What needs to be done >> For each line below that contains the string "Service", copy that line.

Records that describe figures:
** begin **
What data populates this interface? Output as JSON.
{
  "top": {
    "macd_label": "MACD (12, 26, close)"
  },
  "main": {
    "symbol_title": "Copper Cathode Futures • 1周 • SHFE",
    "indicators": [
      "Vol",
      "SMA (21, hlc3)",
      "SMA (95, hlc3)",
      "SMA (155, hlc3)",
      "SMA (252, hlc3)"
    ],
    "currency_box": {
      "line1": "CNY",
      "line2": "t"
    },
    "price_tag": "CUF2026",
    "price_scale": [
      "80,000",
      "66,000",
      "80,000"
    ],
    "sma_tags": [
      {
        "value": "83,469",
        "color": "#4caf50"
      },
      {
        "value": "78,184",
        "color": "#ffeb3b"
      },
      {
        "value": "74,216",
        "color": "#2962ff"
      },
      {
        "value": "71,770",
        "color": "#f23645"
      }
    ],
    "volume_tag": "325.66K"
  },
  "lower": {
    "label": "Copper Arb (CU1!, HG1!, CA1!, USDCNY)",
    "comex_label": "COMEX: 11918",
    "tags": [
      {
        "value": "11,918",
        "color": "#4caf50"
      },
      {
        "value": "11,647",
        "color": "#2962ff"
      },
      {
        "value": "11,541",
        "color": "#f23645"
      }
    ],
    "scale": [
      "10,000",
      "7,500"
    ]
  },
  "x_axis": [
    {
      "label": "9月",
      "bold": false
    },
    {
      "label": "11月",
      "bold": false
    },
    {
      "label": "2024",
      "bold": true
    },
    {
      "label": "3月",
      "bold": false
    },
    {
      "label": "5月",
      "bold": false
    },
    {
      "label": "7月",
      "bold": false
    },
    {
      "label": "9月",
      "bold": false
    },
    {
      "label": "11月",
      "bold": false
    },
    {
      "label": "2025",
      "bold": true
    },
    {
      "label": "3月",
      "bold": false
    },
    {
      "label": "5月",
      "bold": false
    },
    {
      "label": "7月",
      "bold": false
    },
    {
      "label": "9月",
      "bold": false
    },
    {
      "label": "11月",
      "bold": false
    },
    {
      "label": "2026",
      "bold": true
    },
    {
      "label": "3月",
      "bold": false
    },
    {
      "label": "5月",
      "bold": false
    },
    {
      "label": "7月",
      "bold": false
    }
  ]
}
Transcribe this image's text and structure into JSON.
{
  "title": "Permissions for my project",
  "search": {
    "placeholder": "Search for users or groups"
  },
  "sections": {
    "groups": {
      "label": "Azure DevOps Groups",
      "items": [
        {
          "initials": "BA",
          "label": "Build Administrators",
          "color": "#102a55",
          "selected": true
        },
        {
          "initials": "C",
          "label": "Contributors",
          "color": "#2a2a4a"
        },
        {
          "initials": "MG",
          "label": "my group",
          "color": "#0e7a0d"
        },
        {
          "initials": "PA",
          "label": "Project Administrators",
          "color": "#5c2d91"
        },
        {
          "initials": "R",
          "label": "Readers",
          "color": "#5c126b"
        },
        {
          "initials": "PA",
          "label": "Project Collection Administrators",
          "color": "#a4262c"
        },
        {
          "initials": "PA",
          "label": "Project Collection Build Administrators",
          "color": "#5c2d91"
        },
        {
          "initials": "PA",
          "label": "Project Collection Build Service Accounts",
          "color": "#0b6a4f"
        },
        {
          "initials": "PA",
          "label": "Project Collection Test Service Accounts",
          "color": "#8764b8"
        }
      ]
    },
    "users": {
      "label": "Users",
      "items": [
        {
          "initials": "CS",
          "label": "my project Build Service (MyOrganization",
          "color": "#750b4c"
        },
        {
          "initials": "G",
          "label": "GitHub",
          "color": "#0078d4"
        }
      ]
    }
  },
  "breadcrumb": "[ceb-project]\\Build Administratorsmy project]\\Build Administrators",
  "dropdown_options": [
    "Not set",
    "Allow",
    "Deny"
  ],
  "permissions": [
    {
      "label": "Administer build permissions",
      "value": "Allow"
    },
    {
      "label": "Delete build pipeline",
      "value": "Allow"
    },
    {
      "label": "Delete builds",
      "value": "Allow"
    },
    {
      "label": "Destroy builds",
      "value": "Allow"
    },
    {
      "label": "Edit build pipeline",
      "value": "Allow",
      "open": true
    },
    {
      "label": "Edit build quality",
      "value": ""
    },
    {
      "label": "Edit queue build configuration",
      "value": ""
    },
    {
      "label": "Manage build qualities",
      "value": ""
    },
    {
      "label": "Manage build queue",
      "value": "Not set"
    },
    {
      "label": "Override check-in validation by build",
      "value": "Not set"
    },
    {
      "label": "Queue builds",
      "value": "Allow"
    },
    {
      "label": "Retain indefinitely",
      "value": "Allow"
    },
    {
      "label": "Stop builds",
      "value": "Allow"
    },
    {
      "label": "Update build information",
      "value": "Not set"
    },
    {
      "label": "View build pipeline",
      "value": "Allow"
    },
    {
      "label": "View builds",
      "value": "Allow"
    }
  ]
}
** end **
Task answer >>
          "label": "Project Collection Build Service Accounts",
          "label": "Project Collection Test Service Accounts",
          "label": "my project Build Service (MyOrganization",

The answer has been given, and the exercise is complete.